**TASK OBJECTIVE**. Which lines below hold the word "less"? Report each one.

**ENTRIES SUPPLIED**.
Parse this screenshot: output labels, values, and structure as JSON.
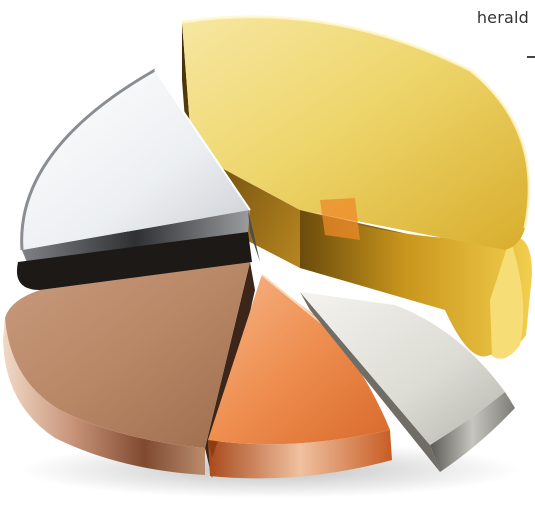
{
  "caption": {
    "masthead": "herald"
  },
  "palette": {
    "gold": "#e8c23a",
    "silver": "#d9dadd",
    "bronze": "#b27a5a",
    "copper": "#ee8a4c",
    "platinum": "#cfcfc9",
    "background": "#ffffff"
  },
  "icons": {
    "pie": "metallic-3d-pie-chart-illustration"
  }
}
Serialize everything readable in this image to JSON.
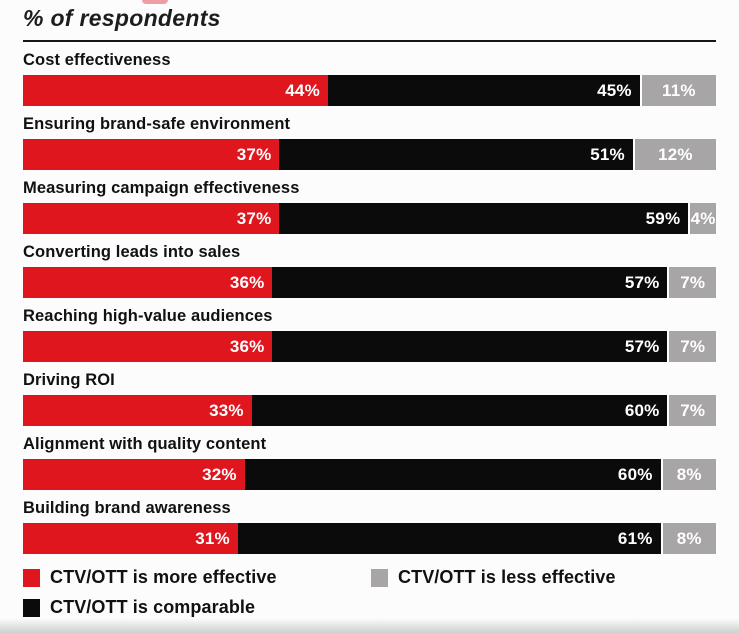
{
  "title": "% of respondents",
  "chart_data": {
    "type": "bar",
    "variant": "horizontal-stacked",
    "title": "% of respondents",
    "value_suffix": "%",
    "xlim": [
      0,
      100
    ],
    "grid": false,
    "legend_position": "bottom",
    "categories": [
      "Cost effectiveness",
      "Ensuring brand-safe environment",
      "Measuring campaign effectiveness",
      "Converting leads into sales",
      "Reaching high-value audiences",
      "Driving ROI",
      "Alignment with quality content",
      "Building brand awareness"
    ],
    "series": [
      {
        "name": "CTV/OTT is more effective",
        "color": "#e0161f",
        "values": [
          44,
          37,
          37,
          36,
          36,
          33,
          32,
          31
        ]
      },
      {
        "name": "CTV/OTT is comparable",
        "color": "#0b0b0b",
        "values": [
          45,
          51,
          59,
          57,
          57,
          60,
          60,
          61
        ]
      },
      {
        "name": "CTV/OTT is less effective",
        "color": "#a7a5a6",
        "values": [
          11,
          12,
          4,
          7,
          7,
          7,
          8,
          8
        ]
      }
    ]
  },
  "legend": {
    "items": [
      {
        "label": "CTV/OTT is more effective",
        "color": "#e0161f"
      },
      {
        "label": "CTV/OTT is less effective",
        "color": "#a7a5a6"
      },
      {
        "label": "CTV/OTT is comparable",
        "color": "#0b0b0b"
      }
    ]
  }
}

---

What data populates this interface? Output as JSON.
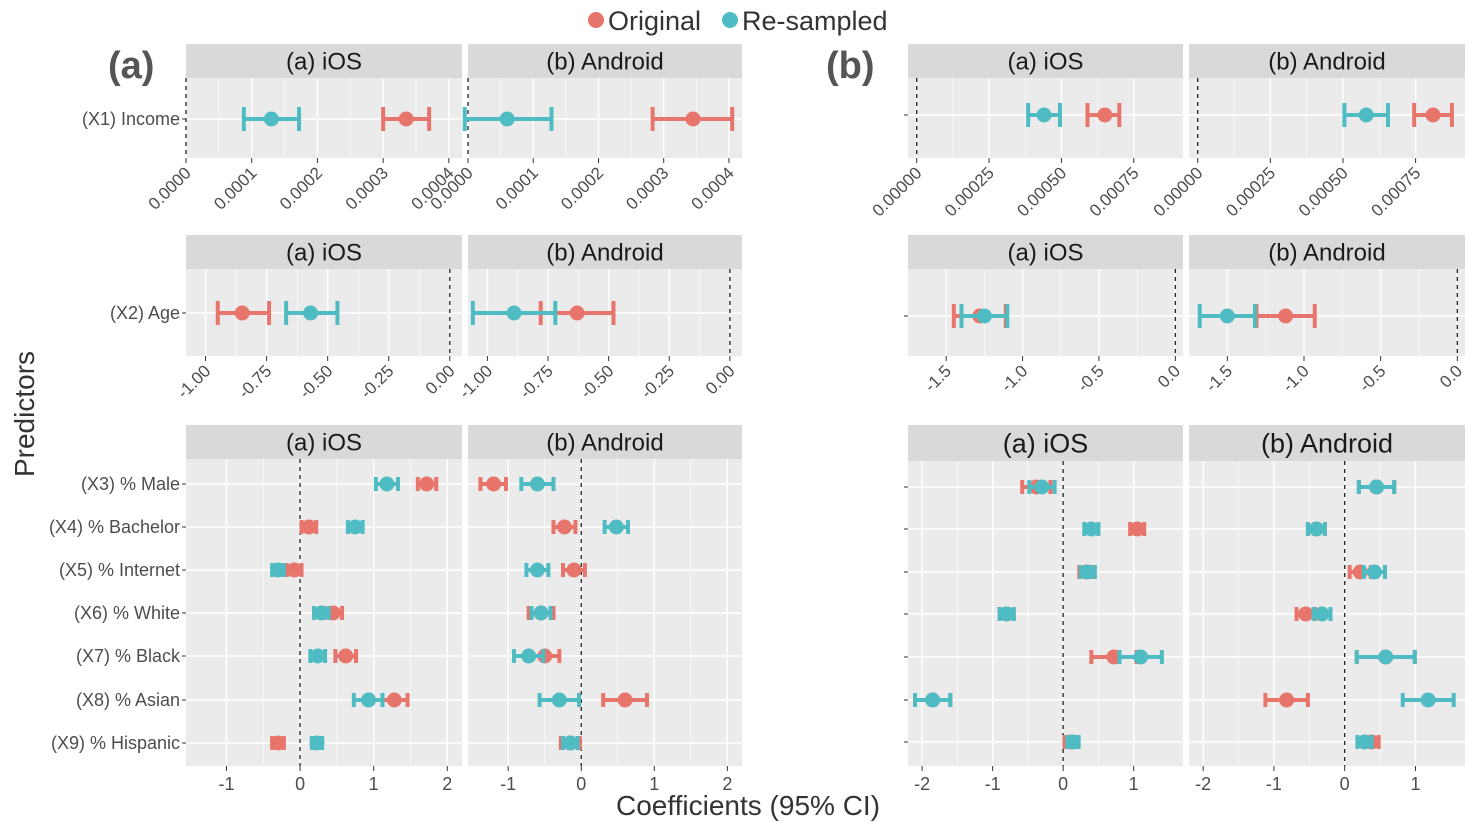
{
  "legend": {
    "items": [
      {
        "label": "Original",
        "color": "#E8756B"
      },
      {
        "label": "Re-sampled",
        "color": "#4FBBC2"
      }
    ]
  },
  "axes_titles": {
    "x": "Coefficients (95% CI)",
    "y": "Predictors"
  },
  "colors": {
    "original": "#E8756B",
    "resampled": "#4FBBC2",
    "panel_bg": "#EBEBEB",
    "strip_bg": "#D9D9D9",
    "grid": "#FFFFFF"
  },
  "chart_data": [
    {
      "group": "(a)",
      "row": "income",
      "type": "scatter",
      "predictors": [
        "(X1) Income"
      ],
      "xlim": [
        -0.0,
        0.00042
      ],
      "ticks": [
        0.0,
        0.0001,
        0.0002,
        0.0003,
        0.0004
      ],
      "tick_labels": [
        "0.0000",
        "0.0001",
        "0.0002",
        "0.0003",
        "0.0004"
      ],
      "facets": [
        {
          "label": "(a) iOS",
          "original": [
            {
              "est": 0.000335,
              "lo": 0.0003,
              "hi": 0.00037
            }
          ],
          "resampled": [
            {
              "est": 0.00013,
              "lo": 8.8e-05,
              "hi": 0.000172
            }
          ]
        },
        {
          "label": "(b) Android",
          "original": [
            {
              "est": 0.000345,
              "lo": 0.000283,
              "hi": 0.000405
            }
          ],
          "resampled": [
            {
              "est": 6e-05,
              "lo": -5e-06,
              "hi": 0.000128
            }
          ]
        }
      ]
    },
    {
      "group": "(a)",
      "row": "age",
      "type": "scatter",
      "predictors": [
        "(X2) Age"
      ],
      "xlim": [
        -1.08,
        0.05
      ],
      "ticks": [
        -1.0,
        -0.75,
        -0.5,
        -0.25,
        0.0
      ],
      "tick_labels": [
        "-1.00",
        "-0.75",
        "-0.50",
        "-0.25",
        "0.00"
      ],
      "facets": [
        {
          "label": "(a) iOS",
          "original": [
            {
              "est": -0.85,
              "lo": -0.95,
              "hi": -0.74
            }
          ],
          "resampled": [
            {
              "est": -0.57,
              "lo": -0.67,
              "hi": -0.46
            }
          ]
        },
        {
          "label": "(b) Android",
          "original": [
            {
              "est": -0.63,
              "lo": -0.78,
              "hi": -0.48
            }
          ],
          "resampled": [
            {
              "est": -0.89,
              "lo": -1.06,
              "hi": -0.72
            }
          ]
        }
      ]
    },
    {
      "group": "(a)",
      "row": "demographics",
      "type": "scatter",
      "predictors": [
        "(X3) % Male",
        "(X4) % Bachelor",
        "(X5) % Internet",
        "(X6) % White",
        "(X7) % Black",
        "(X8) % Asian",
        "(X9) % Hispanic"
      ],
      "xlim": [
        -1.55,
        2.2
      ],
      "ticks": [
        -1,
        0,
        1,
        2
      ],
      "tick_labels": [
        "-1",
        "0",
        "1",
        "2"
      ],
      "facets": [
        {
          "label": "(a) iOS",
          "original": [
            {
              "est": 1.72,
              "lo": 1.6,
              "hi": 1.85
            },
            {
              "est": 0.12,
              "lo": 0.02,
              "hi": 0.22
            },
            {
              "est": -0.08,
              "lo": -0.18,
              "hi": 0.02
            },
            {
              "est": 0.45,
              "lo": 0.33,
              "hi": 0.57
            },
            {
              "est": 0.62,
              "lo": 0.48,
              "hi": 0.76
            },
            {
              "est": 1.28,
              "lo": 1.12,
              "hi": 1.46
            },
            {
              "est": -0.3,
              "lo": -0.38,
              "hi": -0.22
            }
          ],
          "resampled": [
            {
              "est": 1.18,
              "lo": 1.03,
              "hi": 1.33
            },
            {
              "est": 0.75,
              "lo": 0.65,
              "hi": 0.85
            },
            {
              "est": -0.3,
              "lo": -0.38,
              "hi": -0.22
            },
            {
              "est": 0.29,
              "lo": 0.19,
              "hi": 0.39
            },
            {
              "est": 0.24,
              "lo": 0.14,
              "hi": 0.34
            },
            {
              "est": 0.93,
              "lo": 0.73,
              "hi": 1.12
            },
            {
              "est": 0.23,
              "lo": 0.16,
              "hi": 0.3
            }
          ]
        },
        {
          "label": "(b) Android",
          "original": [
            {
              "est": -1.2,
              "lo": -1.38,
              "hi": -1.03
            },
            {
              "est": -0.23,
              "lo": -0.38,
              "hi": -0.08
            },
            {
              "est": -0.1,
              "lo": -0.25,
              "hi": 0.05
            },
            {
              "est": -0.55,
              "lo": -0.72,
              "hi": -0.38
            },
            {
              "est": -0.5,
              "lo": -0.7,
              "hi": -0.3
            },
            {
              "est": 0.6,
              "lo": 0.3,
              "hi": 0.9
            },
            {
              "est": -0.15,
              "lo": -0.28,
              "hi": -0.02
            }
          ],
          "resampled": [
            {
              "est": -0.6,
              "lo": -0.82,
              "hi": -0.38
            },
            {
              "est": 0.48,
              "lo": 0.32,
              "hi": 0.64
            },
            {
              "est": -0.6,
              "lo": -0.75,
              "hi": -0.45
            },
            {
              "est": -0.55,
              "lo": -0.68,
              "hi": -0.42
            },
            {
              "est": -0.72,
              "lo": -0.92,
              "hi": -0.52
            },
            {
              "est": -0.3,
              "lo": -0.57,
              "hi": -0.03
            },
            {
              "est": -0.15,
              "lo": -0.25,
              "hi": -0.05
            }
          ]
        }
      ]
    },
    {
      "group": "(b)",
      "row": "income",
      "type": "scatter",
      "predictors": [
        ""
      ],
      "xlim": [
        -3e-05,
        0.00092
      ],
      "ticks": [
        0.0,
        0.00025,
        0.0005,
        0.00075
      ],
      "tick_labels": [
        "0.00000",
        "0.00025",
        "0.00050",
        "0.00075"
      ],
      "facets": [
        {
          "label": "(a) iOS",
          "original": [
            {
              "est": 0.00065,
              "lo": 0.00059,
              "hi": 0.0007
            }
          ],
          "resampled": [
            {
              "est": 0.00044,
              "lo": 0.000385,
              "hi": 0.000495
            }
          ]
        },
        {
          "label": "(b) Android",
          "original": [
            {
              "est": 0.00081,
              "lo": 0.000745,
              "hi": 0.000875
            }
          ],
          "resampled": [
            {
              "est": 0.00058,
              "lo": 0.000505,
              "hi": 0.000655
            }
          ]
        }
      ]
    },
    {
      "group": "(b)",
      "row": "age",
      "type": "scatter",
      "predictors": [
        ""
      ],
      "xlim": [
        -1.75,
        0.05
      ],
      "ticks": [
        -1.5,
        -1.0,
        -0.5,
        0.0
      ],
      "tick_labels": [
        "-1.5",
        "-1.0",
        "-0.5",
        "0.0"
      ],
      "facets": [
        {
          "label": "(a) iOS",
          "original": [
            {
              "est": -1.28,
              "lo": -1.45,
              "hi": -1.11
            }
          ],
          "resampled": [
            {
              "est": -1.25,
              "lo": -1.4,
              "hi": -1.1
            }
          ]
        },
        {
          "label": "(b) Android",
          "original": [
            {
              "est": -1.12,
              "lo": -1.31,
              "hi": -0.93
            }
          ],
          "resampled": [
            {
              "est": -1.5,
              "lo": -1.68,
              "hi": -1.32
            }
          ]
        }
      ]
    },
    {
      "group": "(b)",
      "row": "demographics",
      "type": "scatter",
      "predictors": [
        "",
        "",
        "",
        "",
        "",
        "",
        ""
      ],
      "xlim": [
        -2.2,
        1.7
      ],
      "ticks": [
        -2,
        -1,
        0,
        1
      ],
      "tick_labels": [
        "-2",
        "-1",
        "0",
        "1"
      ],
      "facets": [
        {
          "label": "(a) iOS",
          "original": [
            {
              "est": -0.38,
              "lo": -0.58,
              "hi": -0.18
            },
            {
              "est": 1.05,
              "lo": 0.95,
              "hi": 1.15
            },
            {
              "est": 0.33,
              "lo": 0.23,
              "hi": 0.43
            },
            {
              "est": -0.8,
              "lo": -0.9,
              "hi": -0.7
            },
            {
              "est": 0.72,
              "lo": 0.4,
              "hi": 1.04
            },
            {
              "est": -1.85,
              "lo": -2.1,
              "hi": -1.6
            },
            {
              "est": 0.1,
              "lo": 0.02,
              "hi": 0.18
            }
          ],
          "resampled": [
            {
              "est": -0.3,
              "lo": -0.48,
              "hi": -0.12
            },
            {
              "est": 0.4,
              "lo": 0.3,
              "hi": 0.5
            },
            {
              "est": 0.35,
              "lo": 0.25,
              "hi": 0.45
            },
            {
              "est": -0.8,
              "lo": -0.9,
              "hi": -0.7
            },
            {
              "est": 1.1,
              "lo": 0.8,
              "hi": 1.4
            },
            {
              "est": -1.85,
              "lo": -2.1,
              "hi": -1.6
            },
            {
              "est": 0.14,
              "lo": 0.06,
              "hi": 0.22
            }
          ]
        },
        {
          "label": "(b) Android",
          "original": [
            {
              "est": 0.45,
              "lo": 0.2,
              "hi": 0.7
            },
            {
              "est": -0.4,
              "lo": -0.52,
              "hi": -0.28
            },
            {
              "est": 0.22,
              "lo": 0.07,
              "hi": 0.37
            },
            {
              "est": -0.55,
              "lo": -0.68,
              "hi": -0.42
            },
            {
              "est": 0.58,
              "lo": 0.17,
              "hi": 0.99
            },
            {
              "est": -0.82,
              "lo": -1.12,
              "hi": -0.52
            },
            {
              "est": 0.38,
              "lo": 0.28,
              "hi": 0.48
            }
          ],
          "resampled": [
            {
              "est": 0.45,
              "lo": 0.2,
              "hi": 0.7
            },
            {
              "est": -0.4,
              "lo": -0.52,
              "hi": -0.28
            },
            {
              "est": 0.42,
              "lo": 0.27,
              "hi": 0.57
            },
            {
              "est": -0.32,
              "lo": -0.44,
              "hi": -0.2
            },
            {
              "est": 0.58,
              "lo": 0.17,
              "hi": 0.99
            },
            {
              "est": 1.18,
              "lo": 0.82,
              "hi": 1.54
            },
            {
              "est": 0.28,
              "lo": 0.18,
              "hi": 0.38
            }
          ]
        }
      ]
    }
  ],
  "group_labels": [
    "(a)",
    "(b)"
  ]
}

**RIGHT ANSWER**.
        "name": "CTV/OTT is less effective",
        "label": "CTV/OTT is less effective",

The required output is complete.